_Given exercise:_
Would you return the complete listing below word for word?

_Supplied information:_
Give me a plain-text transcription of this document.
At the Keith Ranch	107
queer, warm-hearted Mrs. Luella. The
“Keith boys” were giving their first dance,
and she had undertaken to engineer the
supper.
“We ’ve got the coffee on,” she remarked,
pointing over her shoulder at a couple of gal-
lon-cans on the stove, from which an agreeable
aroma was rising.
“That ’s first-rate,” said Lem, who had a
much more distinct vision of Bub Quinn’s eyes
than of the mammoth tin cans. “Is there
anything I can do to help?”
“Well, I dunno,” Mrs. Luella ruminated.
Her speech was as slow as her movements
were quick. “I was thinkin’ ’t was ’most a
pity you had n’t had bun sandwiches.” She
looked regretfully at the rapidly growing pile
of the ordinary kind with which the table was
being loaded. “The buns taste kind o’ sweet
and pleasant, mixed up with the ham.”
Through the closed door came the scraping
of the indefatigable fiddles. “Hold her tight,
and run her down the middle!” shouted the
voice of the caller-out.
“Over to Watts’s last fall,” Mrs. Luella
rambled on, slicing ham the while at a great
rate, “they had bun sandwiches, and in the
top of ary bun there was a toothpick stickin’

_Exercise answer:_
Give me a plain-text transcription of this document.
At the Keith Ranch	107
queer, warm-hearted Mrs. Luella. The
“Keith boys” were giving their first dance,
and she had undertaken to engineer the
supper.
“We ’ve got the coffee on,” she remarked,
pointing over her shoulder at a couple of gal-
lon-cans on the stove, from which an agreeable
aroma was rising.
“That ’s first-rate,” said Lem, who had a
much more distinct vision of Bub Quinn’s eyes
than of the mammoth tin cans. “Is there
anything I can do to help?”
“Well, I dunno,” Mrs. Luella ruminated.
Her speech was as slow as her movements
were quick. “I was thinkin’ ’t was ’most a
pity you had n’t had bun sandwiches.” She
looked regretfully at the rapidly growing pile
of the ordinary kind with which the table was
being loaded. “The buns taste kind o’ sweet
and pleasant, mixed up with the ham.”
Through the closed door came the scraping
of the indefatigable fiddles. “Hold her tight,
and run her down the middle!” shouted the
voice of the caller-out.
“Over to Watts’s last fall,” Mrs. Luella
rambled on, slicing ham the while at a great
rate, “they had bun sandwiches, and in the
top of ary bun there was a toothpick stickin’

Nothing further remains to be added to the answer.